## Problem statement
Provide only the number of lines where "Govt" occurs.

## Data shown
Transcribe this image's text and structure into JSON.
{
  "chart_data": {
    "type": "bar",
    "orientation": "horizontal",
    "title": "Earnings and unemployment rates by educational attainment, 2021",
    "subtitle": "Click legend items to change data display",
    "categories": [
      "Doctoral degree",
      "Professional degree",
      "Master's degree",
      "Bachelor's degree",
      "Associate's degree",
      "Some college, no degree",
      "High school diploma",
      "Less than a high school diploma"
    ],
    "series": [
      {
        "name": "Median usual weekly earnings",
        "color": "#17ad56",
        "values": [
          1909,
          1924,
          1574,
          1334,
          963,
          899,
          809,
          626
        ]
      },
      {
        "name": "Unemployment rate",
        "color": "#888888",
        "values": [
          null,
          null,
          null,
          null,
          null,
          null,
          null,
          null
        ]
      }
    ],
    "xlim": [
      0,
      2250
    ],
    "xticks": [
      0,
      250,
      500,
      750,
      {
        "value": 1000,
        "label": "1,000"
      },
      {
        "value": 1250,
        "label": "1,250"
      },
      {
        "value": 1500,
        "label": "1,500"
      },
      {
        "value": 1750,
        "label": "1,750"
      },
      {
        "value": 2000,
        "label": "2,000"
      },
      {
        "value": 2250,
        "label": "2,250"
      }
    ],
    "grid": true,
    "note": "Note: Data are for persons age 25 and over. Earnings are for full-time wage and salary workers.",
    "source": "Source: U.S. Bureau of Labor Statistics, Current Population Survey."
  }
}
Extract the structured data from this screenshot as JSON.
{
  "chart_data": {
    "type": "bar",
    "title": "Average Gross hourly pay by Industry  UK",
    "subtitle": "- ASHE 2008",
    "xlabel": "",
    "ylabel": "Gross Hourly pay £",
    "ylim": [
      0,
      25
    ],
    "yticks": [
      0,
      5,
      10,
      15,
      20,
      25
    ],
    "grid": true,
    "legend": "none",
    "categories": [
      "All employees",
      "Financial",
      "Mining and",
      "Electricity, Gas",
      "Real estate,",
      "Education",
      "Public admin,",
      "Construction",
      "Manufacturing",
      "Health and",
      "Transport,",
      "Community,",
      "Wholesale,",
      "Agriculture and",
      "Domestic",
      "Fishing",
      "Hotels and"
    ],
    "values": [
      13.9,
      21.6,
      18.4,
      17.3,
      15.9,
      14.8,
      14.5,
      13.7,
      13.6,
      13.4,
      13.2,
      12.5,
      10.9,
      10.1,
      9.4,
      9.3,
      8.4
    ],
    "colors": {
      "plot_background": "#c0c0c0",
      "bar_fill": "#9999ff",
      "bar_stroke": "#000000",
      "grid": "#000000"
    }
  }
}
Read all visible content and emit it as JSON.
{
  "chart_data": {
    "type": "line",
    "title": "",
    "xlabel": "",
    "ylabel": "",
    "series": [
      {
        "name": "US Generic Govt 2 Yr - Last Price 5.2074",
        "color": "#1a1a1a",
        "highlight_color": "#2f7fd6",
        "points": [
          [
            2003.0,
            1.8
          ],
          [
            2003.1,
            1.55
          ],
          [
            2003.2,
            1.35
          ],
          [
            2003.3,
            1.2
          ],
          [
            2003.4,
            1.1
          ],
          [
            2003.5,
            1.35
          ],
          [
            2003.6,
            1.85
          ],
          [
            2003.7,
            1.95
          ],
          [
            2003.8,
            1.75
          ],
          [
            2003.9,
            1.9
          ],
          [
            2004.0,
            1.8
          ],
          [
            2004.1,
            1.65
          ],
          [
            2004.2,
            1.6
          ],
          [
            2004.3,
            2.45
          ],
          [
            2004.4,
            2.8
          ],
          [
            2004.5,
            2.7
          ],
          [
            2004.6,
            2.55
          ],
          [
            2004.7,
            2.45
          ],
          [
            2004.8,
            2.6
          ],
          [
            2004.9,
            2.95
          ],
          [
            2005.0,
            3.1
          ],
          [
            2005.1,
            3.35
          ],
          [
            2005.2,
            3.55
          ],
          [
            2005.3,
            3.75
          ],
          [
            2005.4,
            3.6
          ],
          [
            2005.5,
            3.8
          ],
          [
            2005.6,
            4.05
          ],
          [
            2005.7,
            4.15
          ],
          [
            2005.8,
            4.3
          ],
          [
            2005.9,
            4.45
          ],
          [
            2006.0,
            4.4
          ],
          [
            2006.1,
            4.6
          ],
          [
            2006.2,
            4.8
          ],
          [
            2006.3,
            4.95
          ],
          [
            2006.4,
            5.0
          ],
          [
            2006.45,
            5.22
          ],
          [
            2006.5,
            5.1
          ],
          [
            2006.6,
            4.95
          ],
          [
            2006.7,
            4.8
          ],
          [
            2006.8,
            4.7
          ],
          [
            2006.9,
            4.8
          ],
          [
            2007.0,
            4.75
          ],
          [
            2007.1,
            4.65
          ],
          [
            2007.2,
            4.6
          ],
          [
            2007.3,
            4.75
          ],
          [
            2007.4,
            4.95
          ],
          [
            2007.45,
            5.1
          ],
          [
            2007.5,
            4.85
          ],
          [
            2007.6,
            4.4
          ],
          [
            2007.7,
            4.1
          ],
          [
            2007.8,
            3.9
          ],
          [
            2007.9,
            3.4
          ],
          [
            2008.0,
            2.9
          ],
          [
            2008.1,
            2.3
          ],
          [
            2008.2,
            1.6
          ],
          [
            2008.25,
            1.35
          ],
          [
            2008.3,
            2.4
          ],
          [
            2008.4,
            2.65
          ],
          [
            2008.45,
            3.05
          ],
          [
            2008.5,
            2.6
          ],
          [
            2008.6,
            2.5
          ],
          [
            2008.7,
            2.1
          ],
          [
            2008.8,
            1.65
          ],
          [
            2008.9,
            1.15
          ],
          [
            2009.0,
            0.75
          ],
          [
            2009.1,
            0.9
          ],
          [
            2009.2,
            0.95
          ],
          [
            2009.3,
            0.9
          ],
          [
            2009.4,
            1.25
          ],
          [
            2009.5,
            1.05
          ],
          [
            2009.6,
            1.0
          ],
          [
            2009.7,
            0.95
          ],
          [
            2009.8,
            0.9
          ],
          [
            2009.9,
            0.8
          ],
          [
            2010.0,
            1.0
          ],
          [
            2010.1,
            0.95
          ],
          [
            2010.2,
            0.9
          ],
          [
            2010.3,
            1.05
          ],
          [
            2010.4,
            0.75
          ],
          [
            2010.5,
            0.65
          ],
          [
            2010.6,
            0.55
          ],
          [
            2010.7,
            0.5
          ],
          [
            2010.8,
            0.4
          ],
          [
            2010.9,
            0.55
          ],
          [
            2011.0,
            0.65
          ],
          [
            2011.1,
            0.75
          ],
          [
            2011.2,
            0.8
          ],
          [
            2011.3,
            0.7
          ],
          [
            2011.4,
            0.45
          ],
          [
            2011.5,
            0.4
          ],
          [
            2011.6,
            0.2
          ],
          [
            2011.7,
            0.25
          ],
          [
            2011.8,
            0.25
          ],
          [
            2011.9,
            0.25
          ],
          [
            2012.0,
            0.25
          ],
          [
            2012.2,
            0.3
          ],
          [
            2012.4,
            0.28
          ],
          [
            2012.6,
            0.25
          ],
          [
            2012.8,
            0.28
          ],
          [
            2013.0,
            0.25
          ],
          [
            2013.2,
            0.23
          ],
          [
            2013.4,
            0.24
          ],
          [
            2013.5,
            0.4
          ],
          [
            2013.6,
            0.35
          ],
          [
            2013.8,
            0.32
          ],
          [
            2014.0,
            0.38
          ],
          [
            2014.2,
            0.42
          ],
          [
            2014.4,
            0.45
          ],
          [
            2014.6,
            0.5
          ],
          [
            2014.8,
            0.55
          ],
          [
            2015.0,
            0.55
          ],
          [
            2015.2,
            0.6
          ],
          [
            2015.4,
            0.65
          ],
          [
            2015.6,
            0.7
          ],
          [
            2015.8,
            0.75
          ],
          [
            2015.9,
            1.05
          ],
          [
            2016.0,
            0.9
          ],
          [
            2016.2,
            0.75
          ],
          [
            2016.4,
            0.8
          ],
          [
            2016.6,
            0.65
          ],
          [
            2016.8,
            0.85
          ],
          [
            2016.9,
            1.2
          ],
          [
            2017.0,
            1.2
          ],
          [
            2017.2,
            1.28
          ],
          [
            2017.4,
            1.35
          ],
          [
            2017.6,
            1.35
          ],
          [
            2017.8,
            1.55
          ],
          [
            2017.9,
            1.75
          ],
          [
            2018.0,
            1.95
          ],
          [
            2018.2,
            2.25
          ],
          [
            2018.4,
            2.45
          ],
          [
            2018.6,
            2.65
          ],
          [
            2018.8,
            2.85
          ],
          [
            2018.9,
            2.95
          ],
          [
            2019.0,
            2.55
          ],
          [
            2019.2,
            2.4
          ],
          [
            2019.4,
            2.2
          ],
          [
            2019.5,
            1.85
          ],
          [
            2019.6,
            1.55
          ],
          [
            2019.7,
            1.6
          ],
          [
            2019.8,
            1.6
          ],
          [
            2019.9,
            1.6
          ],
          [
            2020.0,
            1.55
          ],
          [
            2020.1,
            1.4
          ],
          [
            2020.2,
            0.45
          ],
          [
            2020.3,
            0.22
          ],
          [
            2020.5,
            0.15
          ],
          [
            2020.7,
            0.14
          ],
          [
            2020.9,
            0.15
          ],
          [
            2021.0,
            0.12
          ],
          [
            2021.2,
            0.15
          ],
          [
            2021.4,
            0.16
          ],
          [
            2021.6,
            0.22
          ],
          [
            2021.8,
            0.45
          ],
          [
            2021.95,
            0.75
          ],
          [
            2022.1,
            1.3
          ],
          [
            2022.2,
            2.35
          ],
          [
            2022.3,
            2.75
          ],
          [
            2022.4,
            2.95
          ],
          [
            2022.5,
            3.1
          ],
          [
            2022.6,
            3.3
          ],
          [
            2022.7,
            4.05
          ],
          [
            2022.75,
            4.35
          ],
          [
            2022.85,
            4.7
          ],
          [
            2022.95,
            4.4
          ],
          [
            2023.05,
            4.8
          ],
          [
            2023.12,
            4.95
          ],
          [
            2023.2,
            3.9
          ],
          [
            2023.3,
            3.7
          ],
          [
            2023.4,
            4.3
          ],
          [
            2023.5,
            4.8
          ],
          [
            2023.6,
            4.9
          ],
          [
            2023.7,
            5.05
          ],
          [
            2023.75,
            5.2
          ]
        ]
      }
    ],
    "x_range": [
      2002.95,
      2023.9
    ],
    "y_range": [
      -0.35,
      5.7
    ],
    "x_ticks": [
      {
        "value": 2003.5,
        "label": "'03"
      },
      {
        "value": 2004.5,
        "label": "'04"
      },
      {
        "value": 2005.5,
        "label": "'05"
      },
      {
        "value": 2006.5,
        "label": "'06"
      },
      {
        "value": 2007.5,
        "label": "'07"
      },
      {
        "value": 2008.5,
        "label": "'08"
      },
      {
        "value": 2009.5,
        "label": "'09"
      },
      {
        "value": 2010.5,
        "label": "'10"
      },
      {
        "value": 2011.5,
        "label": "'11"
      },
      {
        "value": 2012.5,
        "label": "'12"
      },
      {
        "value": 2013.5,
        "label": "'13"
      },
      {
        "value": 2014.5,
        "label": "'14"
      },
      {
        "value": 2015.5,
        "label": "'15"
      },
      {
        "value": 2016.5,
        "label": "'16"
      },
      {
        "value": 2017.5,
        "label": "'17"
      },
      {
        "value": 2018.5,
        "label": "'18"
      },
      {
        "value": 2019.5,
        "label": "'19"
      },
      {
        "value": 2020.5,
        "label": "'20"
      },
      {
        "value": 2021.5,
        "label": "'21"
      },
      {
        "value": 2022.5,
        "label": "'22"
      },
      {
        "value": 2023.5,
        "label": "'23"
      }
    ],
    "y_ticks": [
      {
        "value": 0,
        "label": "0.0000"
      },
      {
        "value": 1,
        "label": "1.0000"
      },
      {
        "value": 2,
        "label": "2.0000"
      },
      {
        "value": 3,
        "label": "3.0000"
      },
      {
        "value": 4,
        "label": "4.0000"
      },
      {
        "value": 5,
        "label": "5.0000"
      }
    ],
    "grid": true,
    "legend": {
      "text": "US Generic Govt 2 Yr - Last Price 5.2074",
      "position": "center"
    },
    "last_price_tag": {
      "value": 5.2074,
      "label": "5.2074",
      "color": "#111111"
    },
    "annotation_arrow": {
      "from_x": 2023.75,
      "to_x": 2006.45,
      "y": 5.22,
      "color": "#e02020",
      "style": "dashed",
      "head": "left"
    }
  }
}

## Reply
2